◆ **JOB**: Set down all of the data exactly as it appears.

[start of DATA TO USE]

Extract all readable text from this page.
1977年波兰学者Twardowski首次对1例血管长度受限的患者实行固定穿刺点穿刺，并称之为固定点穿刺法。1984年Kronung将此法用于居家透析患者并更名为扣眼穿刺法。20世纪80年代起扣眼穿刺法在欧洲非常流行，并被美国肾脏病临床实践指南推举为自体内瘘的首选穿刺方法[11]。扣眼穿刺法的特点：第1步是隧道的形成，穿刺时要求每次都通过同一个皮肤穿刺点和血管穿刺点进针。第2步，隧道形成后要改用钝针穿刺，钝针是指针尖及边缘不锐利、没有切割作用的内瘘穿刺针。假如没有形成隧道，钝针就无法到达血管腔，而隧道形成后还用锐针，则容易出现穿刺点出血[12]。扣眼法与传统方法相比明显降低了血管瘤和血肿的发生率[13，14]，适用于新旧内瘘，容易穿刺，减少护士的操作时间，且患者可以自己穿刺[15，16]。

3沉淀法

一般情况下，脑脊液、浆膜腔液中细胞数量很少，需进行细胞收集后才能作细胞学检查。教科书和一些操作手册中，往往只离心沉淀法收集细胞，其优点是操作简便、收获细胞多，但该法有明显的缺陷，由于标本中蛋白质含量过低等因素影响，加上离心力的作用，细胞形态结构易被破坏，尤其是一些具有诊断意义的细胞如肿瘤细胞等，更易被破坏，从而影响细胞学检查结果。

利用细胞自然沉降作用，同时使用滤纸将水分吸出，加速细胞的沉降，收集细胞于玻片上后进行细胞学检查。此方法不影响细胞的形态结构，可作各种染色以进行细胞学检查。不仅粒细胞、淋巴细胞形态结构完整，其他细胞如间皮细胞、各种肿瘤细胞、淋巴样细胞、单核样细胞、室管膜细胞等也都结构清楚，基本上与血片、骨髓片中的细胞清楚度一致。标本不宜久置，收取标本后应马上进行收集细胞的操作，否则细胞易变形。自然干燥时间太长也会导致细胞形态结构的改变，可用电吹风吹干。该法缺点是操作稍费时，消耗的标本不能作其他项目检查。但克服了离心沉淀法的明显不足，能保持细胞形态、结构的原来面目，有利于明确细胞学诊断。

[end of DATA TO USE]

◆ **ANSWER TO THE EXERCISE**:
Extract all readable text from this page.
1977年波兰学者Twardowski首次对1例血管长度受限的患者实行固定穿刺点穿刺，并称之为固定点穿刺法。1984年Kronung将此法用于居家透析患者并更名为扣眼穿刺法。20世纪80年代起扣眼穿刺法在欧洲非常流行，并被美国肾脏病临床实践指南推举为自体内瘘的首选穿刺方法[11]。扣眼穿刺法的特点：第1步是隧道的形成，穿刺时要求每次都通过同一个皮肤穿刺点和血管穿刺点进针。第2步，隧道形成后要改用钝针穿刺，钝针是指针尖及边缘不锐利、没有切割作用的内瘘穿刺针。假如没有形成隧道，钝针就无法到达血管腔，而隧道形成后还用锐针，则容易出现穿刺点出血[12]。扣眼法与传统方法相比明显降低了血管瘤和血肿的发生率[13，14]，适用于新旧内瘘，容易穿刺，减少护士的操作时间，且患者可以自己穿刺[15，16]。

3沉淀法

一般情况下，脑脊液、浆膜腔液中细胞数量很少，需进行细胞收集后才能作细胞学检查。教科书和一些操作手册中，往往只离心沉淀法收集细胞，其优点是操作简便、收获细胞多，但该法有明显的缺陷，由于标本中蛋白质含量过低等因素影响，加上离心力的作用，细胞形态结构易被破坏，尤其是一些具有诊断意义的细胞如肿瘤细胞等，更易被破坏，从而影响细胞学检查结果。

利用细胞自然沉降作用，同时使用滤纸将水分吸出，加速细胞的沉降，收集细胞于玻片上后进行细胞学检查。此方法不影响细胞的形态结构，可作各种染色以进行细胞学检查。不仅粒细胞、淋巴细胞形态结构完整，其他细胞如间皮细胞、各种肿瘤细胞、淋巴样细胞、单核样细胞、室管膜细胞等也都结构清楚，基本上与血片、骨髓片中的细胞清楚度一致。标本不宜久置，收取标本后应马上进行收集细胞的操作，否则细胞易变形。自然干燥时间太长也会导致细胞形态结构的改变，可用电吹风吹干。该法缺点是操作稍费时，消耗的标本不能作其他项目检查。但克服了离心沉淀法的明显不足，能保持细胞形态、结构的原来面目，有利于明确细胞学诊断。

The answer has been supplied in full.